Page excerpt:
-- Opening Marker --

Canadians strongly support tougher sentencing to deal with an apparent surge in gangs, a new Angus Reid Strategies poll says. But half of Canadians also back the legalization of marijuana, the drug which fuels most organized crime activity, especially in B.C.
A huge majority of those polled (at least 93 per cent) support two measures recently proposed by the Conservative government: treating any gang-related homicide as a first-degree murder and ensuring mandatory minimum prison sentences for drive-by-shootings and other serious drug-crimes.
The Angus Reid Strategies online poll surveyed 1,007 randomly selected Canadian adults from Feb. 26 to Feb. 27. The margin of error is plus or minus 3.1 per cent, 19 times out of 20.
There is also strong support for three measures recently suggested by B.C. Attorney-General Wally Oppal: relaxing the evidence disclosure law to allow for a quick prosecution of gang members (81 per cent), eliminated the sentencing provision that gives offenders two days credit for every day spent in custody awaiting trial (76 per cent) and allowing police to wiretap access to intercept cell phone conversations (68 per cent).

-- Closing Marker --

Questions to answer:
A: According to the poll article, how many Canadian adults did the Angus Reid Strategies online poll survey?
B: Continue the poll article from its last sentence.

Data section:
-- Opening Marker --

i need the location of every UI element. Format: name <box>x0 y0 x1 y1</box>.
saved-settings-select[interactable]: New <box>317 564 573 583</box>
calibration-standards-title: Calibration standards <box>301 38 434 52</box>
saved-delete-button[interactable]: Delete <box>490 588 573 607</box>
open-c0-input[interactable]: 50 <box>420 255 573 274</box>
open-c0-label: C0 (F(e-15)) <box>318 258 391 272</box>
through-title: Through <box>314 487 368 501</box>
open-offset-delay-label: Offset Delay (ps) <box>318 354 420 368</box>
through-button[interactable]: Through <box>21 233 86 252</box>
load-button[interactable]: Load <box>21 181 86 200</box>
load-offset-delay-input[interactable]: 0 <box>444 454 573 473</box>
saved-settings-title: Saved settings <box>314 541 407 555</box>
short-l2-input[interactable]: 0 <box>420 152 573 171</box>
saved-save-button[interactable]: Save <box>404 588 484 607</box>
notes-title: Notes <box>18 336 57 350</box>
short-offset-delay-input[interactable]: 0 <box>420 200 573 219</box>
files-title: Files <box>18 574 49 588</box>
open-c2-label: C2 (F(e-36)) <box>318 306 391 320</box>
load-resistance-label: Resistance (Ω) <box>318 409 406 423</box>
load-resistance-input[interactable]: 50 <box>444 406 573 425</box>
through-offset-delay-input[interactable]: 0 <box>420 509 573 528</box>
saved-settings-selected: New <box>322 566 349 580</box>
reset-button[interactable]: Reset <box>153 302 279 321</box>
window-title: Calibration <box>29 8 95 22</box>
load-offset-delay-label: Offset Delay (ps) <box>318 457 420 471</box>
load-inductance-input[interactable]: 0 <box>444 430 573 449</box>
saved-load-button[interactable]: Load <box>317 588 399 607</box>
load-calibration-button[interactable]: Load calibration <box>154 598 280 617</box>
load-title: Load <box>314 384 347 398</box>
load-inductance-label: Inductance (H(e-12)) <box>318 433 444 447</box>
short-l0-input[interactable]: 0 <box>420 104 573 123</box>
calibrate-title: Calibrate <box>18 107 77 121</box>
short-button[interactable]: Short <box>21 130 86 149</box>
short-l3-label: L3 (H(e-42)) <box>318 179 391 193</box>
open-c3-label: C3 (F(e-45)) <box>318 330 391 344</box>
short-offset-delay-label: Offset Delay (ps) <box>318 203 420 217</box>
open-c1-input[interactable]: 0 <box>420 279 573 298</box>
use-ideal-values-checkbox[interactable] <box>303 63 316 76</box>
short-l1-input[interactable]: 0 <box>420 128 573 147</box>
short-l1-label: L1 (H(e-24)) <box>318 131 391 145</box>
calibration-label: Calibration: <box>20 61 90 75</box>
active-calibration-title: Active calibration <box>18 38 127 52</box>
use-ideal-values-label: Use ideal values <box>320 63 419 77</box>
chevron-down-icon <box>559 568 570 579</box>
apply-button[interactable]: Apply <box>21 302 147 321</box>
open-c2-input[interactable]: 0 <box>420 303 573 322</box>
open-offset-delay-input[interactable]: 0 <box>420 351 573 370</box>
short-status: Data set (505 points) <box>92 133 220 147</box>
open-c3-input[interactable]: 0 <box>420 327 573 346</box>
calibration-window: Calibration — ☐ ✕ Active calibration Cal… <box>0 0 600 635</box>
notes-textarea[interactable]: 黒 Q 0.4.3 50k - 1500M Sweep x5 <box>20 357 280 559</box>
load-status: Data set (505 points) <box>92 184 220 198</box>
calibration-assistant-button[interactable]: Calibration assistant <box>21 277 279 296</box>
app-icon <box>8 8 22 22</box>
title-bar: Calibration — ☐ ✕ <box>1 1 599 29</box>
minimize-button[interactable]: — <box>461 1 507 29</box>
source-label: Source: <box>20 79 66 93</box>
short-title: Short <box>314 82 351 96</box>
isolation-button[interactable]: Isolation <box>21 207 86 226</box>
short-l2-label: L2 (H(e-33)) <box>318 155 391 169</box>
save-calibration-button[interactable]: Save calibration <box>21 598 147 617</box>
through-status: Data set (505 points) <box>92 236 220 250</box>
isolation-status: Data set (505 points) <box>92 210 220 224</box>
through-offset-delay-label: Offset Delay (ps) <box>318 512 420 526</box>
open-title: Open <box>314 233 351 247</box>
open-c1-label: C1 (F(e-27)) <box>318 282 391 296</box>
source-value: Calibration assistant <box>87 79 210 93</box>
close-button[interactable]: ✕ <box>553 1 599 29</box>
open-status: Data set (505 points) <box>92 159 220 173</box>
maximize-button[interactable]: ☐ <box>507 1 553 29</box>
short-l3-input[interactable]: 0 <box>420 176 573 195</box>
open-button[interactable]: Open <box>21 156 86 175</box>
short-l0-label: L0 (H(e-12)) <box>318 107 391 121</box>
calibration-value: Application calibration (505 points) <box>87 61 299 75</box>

-- Closing Marker --

Responses per task:
A: It surveyed 1,007 randomly selected Canadian adults.

B:
While Canadians want tougher laws against gangsters, they are less enamoured with the Harper government’s moves to curb illegal drug consumption. Almost half of Canadians reject Ottawa’s move to scrap the previous Liberal government’s marijuana decriminalization legislation.
A slight majority (51 per cent) opposes the termination of the “harm-reduction” programs, including the supervised injection sites and needle-exchange programs.
– Article from The Vancouver Sun on March 4, 2009.